> Problem
How many lines of these entries hold the string "Prediction"? Answer with the number alone.

--- START OF Exercise input ---

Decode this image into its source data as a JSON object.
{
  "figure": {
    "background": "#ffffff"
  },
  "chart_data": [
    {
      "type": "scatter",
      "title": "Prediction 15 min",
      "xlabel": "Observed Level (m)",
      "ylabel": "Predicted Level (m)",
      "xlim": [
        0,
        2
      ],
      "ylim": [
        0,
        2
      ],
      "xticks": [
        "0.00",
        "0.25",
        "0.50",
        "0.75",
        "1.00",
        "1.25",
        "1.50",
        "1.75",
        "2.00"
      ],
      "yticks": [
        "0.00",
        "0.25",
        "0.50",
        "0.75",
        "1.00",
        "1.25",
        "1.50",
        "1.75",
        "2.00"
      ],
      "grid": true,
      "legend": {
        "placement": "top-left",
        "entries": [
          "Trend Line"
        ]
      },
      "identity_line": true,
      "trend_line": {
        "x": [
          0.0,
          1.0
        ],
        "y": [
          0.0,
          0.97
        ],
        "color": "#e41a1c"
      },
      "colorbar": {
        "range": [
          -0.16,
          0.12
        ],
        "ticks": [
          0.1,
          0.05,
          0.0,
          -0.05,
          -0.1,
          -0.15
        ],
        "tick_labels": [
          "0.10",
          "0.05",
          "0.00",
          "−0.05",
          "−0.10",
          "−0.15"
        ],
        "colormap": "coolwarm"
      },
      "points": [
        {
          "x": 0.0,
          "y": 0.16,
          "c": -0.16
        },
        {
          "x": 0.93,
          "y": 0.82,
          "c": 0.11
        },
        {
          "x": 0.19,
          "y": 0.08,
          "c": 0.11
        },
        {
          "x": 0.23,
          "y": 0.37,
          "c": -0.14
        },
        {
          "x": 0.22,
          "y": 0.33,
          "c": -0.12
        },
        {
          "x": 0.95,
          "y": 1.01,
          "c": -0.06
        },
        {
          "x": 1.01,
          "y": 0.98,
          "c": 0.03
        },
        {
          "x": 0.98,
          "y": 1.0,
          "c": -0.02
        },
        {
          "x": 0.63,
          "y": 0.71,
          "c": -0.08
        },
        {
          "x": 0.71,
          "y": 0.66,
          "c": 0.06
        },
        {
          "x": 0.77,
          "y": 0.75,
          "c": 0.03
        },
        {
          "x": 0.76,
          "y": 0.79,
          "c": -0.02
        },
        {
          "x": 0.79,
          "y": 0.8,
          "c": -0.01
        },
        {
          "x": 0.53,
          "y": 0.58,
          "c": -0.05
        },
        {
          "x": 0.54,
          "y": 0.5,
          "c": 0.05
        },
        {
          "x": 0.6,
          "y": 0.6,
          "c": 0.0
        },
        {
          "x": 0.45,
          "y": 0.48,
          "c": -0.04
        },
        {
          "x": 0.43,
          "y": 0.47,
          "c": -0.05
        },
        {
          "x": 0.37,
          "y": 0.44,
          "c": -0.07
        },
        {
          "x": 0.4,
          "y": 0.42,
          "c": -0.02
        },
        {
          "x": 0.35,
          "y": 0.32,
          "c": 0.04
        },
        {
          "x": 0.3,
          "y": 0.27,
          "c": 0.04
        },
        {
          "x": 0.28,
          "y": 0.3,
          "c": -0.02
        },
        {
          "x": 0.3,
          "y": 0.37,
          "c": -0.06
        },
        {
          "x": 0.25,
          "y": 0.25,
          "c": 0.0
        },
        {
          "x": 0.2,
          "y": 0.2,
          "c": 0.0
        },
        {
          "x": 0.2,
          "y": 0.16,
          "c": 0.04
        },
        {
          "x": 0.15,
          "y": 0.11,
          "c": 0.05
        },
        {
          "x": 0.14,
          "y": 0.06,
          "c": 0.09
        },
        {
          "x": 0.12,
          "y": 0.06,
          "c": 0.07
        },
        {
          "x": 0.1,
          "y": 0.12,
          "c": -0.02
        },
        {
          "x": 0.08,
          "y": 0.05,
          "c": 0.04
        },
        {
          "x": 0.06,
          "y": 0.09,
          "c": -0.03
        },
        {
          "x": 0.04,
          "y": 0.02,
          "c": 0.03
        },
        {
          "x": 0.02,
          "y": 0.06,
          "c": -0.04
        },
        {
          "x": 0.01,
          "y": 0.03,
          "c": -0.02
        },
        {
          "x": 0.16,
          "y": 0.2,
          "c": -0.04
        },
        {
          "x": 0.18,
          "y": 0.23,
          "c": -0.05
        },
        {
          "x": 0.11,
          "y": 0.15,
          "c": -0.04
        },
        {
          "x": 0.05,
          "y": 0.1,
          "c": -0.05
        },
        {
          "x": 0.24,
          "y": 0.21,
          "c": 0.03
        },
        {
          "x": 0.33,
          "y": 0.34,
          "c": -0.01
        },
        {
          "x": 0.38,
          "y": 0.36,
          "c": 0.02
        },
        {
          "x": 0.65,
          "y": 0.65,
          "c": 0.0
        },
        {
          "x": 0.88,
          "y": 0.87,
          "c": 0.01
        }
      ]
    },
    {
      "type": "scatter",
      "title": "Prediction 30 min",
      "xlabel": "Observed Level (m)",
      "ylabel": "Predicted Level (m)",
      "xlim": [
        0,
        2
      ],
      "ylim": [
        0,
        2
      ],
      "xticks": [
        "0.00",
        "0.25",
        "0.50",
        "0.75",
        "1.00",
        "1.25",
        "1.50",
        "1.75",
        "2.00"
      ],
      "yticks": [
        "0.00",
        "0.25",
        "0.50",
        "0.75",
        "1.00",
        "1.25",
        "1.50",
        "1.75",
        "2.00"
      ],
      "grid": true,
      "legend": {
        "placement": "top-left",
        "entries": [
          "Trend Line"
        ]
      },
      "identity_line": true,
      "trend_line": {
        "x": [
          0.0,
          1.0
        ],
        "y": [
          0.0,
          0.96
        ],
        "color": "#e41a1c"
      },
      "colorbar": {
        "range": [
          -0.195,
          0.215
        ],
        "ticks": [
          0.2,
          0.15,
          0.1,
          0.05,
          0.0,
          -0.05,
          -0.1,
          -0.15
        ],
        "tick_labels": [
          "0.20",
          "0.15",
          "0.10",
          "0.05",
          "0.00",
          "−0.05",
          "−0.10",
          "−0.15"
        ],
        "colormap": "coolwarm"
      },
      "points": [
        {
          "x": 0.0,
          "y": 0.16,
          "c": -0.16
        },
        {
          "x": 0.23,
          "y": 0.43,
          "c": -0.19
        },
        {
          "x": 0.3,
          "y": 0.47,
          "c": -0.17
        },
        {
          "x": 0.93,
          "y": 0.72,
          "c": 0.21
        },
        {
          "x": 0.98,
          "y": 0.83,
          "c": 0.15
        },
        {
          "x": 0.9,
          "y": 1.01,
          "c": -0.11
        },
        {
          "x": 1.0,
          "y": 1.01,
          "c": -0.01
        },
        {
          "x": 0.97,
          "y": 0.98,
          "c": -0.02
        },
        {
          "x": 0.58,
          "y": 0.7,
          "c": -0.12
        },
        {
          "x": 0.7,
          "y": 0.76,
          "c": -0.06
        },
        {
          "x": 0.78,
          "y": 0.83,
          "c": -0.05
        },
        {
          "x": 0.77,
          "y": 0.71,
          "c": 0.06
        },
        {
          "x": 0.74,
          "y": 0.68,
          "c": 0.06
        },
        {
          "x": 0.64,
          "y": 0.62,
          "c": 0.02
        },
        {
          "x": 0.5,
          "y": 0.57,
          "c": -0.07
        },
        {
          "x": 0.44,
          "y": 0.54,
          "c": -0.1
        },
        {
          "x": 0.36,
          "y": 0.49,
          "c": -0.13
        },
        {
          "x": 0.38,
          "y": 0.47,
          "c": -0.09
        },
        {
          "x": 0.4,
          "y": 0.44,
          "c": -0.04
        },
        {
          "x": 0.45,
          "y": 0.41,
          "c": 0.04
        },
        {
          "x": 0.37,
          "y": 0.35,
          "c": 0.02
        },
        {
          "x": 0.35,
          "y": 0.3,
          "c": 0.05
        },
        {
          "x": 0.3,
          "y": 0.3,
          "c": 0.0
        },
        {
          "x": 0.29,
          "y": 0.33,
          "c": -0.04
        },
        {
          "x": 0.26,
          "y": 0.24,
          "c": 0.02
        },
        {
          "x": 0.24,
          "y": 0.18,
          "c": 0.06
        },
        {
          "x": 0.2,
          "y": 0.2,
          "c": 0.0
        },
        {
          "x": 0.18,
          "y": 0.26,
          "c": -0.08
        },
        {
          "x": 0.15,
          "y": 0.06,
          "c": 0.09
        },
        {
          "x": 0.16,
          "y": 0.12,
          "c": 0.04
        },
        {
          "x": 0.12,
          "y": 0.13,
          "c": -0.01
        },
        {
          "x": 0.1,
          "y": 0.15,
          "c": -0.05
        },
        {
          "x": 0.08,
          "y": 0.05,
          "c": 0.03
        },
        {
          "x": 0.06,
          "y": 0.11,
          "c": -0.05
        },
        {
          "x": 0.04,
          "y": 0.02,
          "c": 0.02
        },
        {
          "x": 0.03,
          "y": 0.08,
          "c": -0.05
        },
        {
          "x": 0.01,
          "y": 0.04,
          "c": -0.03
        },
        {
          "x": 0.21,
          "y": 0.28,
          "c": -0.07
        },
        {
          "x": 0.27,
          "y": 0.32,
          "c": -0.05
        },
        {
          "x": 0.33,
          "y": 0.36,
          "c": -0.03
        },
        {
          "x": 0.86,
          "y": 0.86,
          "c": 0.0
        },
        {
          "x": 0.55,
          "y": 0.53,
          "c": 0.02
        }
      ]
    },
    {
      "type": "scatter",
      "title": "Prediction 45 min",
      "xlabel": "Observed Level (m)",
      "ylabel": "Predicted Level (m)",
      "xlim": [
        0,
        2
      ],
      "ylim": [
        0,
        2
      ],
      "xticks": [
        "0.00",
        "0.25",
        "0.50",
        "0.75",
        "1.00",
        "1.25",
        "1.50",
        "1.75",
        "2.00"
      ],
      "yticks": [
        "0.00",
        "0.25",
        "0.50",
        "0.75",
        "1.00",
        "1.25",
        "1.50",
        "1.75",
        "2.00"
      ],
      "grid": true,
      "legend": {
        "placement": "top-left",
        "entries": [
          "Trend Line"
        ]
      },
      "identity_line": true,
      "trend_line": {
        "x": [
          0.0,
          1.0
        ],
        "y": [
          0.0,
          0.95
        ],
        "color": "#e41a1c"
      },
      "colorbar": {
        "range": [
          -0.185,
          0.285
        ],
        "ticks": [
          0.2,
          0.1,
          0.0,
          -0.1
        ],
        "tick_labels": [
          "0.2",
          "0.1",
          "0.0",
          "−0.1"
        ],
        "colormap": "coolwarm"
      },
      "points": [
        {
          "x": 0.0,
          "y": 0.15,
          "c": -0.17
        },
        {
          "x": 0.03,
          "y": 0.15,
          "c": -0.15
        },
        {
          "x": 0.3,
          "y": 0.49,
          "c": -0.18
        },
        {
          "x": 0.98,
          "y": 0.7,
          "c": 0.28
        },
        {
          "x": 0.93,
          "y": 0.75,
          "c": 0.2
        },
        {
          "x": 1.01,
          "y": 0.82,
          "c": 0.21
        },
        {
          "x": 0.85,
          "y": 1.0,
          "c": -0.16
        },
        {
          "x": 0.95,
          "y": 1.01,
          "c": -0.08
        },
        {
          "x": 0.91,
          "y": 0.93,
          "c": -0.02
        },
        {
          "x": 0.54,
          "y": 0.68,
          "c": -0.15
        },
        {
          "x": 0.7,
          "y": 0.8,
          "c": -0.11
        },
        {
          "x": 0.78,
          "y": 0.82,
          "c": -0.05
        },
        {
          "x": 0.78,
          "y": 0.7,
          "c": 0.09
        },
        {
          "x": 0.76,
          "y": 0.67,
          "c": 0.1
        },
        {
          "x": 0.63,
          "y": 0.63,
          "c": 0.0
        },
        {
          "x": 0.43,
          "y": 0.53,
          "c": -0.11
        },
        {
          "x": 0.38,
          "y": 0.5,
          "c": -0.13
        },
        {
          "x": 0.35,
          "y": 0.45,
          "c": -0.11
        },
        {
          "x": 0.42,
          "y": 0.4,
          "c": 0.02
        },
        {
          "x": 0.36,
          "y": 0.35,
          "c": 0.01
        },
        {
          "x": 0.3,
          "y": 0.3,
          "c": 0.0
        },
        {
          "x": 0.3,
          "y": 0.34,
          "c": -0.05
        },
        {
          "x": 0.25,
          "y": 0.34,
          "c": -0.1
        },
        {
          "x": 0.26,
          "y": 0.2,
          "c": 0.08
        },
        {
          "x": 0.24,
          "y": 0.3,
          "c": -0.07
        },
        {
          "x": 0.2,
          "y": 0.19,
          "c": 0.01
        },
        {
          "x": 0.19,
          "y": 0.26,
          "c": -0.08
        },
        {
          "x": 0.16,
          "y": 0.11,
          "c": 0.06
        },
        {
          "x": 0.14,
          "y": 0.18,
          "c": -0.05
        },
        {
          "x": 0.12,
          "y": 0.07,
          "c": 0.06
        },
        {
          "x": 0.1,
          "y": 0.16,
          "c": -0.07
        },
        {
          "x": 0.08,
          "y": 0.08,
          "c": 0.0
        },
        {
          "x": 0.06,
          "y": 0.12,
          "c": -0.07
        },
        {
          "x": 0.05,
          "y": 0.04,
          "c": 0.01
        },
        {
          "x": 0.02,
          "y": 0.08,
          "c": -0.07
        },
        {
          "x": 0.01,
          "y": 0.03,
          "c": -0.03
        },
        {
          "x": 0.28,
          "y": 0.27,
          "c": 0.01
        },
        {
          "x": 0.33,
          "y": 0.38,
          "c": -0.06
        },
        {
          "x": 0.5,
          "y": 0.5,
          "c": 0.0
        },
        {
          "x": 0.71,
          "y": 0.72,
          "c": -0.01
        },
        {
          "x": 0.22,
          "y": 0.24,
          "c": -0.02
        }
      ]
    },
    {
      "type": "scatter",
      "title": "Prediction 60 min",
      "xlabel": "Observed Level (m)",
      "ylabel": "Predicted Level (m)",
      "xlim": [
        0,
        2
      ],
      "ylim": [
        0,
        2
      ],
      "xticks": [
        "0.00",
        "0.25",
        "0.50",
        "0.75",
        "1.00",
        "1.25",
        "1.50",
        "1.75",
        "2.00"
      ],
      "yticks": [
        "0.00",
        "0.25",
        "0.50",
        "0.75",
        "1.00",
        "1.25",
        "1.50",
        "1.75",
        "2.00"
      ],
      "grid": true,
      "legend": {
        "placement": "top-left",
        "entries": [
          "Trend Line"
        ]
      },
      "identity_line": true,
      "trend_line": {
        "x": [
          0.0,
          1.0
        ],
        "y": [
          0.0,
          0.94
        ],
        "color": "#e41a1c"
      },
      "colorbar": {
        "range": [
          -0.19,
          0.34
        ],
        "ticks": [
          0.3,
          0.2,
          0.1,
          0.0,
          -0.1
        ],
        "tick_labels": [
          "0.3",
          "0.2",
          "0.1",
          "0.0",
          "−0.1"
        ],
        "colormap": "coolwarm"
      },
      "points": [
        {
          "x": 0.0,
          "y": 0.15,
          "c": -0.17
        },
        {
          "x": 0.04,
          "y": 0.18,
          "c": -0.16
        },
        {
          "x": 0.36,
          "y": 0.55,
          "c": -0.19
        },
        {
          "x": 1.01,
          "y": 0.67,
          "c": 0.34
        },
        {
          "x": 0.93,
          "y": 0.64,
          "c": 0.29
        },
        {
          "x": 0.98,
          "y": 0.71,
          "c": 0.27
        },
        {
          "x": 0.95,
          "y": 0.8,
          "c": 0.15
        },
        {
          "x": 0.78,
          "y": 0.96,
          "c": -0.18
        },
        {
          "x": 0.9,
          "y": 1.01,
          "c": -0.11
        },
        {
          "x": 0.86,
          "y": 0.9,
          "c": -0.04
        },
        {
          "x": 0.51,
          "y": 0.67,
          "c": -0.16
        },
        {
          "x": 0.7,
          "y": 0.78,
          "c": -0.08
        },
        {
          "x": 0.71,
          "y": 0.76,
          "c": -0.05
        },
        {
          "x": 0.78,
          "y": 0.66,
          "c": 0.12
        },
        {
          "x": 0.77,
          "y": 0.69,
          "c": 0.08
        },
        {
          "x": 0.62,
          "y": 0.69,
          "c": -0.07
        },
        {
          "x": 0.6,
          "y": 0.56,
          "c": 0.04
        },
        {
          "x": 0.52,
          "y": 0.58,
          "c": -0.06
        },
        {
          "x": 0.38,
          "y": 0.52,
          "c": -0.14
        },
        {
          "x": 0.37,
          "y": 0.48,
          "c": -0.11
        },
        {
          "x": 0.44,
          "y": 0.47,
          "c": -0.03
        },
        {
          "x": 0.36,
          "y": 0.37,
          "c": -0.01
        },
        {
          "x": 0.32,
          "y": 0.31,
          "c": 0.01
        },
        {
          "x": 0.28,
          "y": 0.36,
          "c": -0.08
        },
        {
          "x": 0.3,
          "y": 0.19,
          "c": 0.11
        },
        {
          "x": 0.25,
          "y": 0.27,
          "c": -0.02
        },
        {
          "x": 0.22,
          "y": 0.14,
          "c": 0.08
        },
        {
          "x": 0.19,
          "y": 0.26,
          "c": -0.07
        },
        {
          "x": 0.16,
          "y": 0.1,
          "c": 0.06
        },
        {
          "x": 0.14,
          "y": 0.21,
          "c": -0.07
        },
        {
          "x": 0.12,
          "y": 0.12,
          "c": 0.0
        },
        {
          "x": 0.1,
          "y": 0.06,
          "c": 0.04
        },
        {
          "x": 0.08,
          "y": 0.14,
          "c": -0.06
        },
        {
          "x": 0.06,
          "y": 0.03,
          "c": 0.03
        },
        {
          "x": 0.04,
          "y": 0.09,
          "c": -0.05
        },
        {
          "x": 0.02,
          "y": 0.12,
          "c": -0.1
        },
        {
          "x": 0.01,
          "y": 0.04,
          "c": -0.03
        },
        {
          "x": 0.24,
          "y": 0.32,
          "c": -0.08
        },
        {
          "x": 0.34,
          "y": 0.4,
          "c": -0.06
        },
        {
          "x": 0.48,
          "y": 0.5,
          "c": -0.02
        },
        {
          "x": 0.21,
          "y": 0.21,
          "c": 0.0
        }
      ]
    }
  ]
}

--- END OF Exercise input ---

> Right answer
4